[Begin]

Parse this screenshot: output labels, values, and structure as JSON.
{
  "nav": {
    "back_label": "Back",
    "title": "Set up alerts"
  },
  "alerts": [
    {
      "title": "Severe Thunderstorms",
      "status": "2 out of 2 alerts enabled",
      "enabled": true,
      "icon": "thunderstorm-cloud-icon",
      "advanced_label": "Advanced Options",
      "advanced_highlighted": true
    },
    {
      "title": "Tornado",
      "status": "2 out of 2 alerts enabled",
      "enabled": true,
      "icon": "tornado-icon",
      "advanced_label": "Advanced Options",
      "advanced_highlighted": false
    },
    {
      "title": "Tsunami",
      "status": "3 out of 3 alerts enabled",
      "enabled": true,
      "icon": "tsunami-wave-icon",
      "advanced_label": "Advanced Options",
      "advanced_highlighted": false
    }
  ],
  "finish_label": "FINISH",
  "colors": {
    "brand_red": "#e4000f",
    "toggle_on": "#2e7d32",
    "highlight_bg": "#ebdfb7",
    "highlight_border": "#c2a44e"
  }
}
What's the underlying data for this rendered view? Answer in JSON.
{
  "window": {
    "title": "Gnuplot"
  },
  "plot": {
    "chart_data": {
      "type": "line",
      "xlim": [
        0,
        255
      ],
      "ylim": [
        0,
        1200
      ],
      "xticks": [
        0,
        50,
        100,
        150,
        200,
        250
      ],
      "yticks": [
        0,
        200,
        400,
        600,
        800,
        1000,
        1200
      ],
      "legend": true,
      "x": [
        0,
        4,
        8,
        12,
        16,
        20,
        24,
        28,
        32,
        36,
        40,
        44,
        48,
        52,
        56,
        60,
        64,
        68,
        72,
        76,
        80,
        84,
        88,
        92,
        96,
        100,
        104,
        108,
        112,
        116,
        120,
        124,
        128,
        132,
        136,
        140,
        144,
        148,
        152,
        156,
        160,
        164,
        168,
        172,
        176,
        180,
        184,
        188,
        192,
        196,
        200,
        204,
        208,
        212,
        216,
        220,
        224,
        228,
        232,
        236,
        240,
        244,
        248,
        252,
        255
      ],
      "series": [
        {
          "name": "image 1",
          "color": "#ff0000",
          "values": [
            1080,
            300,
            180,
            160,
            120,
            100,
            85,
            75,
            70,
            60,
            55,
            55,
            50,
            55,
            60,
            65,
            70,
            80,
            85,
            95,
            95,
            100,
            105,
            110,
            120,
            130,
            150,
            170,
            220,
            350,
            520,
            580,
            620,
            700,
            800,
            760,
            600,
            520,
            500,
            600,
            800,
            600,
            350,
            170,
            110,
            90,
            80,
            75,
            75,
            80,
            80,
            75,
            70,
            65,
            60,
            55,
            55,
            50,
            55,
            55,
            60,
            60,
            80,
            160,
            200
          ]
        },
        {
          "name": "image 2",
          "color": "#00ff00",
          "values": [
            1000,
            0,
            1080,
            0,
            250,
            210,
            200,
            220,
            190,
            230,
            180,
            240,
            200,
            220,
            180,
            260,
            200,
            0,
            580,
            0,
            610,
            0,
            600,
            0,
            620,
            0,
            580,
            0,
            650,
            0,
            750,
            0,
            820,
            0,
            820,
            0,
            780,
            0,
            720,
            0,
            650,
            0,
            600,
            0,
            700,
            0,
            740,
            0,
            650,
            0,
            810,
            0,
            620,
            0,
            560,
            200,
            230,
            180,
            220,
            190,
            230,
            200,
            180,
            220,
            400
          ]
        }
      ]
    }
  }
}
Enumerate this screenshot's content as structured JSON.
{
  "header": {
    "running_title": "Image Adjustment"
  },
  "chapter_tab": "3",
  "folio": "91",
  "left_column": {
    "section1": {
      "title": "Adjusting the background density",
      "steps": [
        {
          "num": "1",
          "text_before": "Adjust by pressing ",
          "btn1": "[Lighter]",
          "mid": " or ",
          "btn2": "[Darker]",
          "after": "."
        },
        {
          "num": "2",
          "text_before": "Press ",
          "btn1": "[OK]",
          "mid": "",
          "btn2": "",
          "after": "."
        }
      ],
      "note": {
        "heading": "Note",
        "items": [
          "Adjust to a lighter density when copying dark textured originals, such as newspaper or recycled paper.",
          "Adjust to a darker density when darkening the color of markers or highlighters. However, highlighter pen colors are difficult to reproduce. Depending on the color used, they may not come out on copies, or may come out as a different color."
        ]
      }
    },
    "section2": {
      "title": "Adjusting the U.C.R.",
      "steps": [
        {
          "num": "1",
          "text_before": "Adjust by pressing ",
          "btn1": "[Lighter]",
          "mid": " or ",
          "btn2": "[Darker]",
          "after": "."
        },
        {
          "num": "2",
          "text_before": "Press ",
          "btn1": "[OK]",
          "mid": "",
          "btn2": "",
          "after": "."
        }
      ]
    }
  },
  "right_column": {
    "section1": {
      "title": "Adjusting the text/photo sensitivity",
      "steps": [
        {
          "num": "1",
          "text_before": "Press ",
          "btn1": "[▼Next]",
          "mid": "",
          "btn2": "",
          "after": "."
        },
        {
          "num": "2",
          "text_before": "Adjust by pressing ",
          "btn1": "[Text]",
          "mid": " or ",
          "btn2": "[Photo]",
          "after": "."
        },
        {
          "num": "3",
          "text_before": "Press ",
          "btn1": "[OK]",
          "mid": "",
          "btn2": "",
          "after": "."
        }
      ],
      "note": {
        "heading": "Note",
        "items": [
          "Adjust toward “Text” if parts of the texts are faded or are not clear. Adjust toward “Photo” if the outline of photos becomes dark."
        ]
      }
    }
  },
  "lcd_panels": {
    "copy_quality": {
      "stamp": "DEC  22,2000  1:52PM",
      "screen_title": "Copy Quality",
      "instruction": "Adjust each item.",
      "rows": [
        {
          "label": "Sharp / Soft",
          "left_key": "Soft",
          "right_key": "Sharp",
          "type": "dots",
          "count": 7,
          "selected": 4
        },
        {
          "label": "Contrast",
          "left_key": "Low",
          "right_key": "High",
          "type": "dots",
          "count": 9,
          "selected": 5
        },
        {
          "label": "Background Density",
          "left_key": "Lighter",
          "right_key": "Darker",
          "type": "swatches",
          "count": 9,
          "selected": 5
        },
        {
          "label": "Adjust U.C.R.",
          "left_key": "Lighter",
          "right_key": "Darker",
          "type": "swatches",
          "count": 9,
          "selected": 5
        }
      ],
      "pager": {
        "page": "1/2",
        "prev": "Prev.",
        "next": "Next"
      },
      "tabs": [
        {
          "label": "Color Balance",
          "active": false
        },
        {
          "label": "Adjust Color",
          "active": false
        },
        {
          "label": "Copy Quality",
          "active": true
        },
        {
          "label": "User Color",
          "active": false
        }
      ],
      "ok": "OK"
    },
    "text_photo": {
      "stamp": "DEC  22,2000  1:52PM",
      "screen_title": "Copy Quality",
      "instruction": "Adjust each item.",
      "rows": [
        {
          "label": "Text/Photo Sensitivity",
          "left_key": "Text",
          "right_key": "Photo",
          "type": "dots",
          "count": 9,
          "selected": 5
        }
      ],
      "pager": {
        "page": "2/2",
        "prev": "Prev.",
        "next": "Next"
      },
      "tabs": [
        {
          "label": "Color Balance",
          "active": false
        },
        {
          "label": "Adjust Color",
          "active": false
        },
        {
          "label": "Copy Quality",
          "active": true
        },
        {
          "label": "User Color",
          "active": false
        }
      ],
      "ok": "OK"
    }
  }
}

[End]

## Task requirements:
Using the listing above, locate the lines that hold "alerts" and copy each one.

## Final answer:
    "title": "Set up alerts"
  "alerts": [
      "status": "2 out of 2 alerts enabled",
      "status": "2 out of 2 alerts enabled",
      "status": "3 out of 3 alerts enabled",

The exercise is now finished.